++++ Listing ++++
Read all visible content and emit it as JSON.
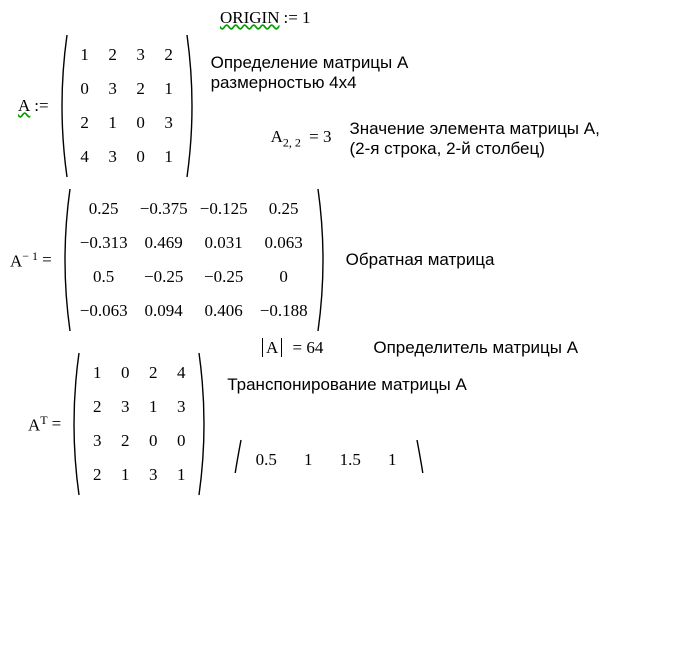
{
  "origin": {
    "label": "ORIGIN",
    "assign": ":= 1"
  },
  "A_def": {
    "lhs": "A",
    "assign": ":=",
    "rows": [
      [
        "1",
        "2",
        "3",
        "2"
      ],
      [
        "0",
        "3",
        "2",
        "1"
      ],
      [
        "2",
        "1",
        "0",
        "3"
      ],
      [
        "4",
        "3",
        "0",
        "1"
      ]
    ],
    "cellw": "28px",
    "comment1": "Определение матрицы А",
    "comment2": "размерностью 4х4"
  },
  "A_elem": {
    "expr_base": "A",
    "expr_sub": "2, 2",
    "eq": "= 3",
    "comment1": "Значение элемента матрицы А,",
    "comment2": "(2-я строка, 2-й столбец)"
  },
  "A_inv": {
    "lhs_base": "A",
    "lhs_sup": "− 1",
    "eq": "=",
    "rows": [
      [
        "0.25",
        "−0.375",
        "−0.125",
        "0.25"
      ],
      [
        "−0.313",
        "0.469",
        "0.031",
        "0.063"
      ],
      [
        "0.5",
        "−0.25",
        "−0.25",
        "0"
      ],
      [
        "−0.063",
        "0.094",
        "0.406",
        "−0.188"
      ]
    ],
    "cellw": "60px",
    "comment": "Обратная матрица"
  },
  "A_det": {
    "inner": "A",
    "eq": "= 64",
    "comment": "Определитель матрицы А"
  },
  "A_trans": {
    "lhs_base": "A",
    "lhs_sup": "T",
    "eq": "=",
    "rows": [
      [
        "1",
        "0",
        "2",
        "4"
      ],
      [
        "2",
        "3",
        "1",
        "3"
      ],
      [
        "3",
        "2",
        "0",
        "0"
      ],
      [
        "2",
        "1",
        "3",
        "1"
      ]
    ],
    "cellw": "28px",
    "comment": "Транспонирование матрицы А"
  },
  "A_partial": {
    "row": [
      "0.5",
      "1",
      "1.5",
      "1"
    ],
    "cellw": "42px"
  }
}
++++
Every line above should be returned exactly; the pictures stay out.

◆ Written answer
Read all visible content and emit it as JSON.
{
  "origin": {
    "label": "ORIGIN",
    "assign": ":= 1"
  },
  "A_def": {
    "lhs": "A",
    "assign": ":=",
    "rows": [
      [
        "1",
        "2",
        "3",
        "2"
      ],
      [
        "0",
        "3",
        "2",
        "1"
      ],
      [
        "2",
        "1",
        "0",
        "3"
      ],
      [
        "4",
        "3",
        "0",
        "1"
      ]
    ],
    "cellw": "28px",
    "comment1": "Определение матрицы А",
    "comment2": "размерностью 4х4"
  },
  "A_elem": {
    "expr_base": "A",
    "expr_sub": "2, 2",
    "eq": "= 3",
    "comment1": "Значение элемента матрицы А,",
    "comment2": "(2-я строка, 2-й столбец)"
  },
  "A_inv": {
    "lhs_base": "A",
    "lhs_sup": "− 1",
    "eq": "=",
    "rows": [
      [
        "0.25",
        "−0.375",
        "−0.125",
        "0.25"
      ],
      [
        "−0.313",
        "0.469",
        "0.031",
        "0.063"
      ],
      [
        "0.5",
        "−0.25",
        "−0.25",
        "0"
      ],
      [
        "−0.063",
        "0.094",
        "0.406",
        "−0.188"
      ]
    ],
    "cellw": "60px",
    "comment": "Обратная матрица"
  },
  "A_det": {
    "inner": "A",
    "eq": "= 64",
    "comment": "Определитель матрицы А"
  },
  "A_trans": {
    "lhs_base": "A",
    "lhs_sup": "T",
    "eq": "=",
    "rows": [
      [
        "1",
        "0",
        "2",
        "4"
      ],
      [
        "2",
        "3",
        "1",
        "3"
      ],
      [
        "3",
        "2",
        "0",
        "0"
      ],
      [
        "2",
        "1",
        "3",
        "1"
      ]
    ],
    "cellw": "28px",
    "comment": "Транспонирование матрицы А"
  },
  "A_partial": {
    "row": [
      "0.5",
      "1",
      "1.5",
      "1"
    ],
    "cellw": "42px"
  }
}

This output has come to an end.